§ **Given exercise**
Leave out all pictures and retype exactly the lines from the one with "What data populates" through the last line of the material.

↓

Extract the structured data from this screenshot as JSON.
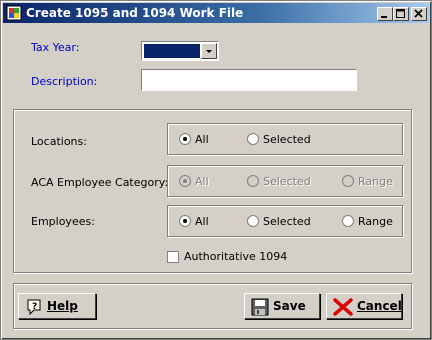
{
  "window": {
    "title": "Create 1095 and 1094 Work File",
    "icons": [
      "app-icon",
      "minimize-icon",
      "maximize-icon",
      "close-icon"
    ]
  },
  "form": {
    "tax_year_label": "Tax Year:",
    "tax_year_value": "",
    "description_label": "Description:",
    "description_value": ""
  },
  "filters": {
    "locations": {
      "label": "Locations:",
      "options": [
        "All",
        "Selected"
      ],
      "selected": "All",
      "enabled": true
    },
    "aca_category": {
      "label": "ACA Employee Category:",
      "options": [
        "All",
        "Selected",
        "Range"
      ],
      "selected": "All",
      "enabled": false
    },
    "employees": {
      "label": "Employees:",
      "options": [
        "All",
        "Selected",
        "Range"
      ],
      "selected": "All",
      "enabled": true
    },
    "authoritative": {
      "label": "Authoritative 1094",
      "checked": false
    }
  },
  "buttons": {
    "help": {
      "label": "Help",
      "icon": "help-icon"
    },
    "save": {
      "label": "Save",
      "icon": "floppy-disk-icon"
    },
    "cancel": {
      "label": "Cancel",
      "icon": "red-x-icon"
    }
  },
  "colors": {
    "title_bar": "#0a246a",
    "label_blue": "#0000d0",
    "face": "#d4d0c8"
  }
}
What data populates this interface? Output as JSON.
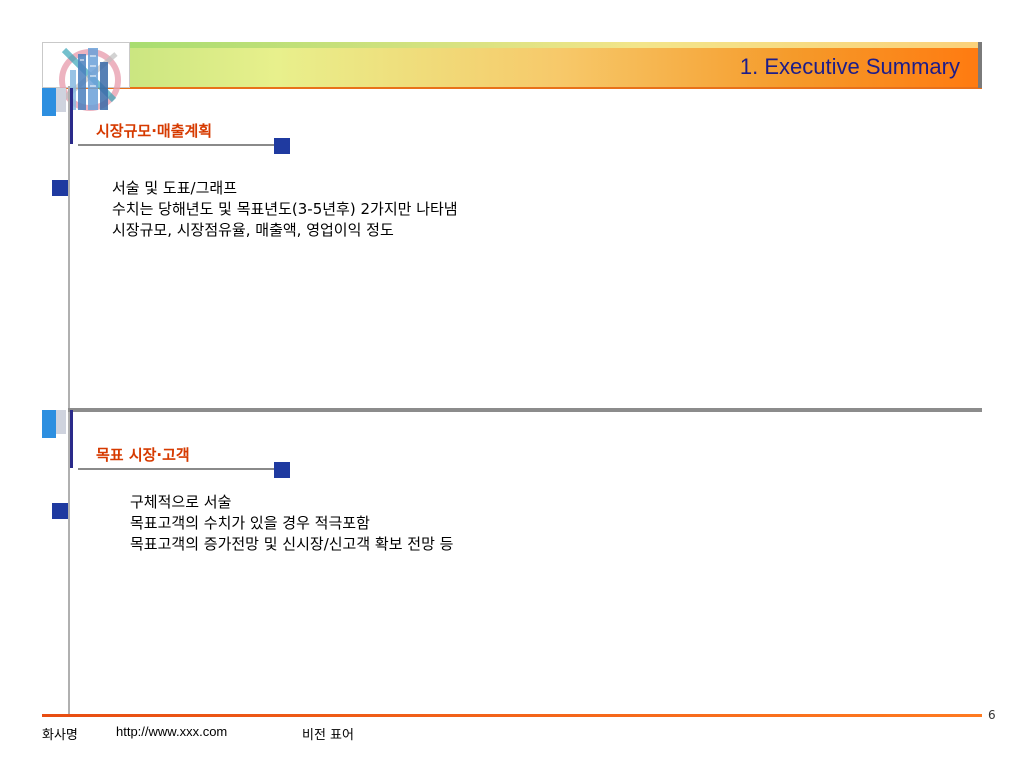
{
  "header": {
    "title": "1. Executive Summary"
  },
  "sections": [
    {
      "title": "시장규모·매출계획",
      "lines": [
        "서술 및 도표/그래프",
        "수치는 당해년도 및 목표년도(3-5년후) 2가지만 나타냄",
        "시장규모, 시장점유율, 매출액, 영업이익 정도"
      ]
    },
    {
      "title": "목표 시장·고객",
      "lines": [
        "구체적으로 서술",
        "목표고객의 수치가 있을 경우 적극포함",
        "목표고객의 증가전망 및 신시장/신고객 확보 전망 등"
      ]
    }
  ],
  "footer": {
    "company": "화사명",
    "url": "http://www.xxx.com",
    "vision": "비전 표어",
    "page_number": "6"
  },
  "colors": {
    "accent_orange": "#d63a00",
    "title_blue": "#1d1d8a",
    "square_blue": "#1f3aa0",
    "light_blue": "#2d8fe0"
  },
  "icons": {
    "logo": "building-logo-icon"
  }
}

↑

§ **Result for this exercise**
What data populates this interface? Output as JSON.
{
  "header": {
    "title": "1. Executive Summary"
  },
  "sections": [
    {
      "title": "시장규모·매출계획",
      "lines": [
        "서술 및 도표/그래프",
        "수치는 당해년도 및 목표년도(3-5년후) 2가지만 나타냄",
        "시장규모, 시장점유율, 매출액, 영업이익 정도"
      ]
    },
    {
      "title": "목표 시장·고객",
      "lines": [
        "구체적으로 서술",
        "목표고객의 수치가 있을 경우 적극포함",
        "목표고객의 증가전망 및 신시장/신고객 확보 전망 등"
      ]
    }
  ],
  "footer": {
    "company": "화사명",
    "url": "http://www.xxx.com",
    "vision": "비전 표어",
    "page_number": "6"
  },
  "colors": {
    "accent_orange": "#d63a00",
    "title_blue": "#1d1d8a",
    "square_blue": "#1f3aa0",
    "light_blue": "#2d8fe0"
  },
  "icons": {
    "logo": "building-logo-icon"
  }
}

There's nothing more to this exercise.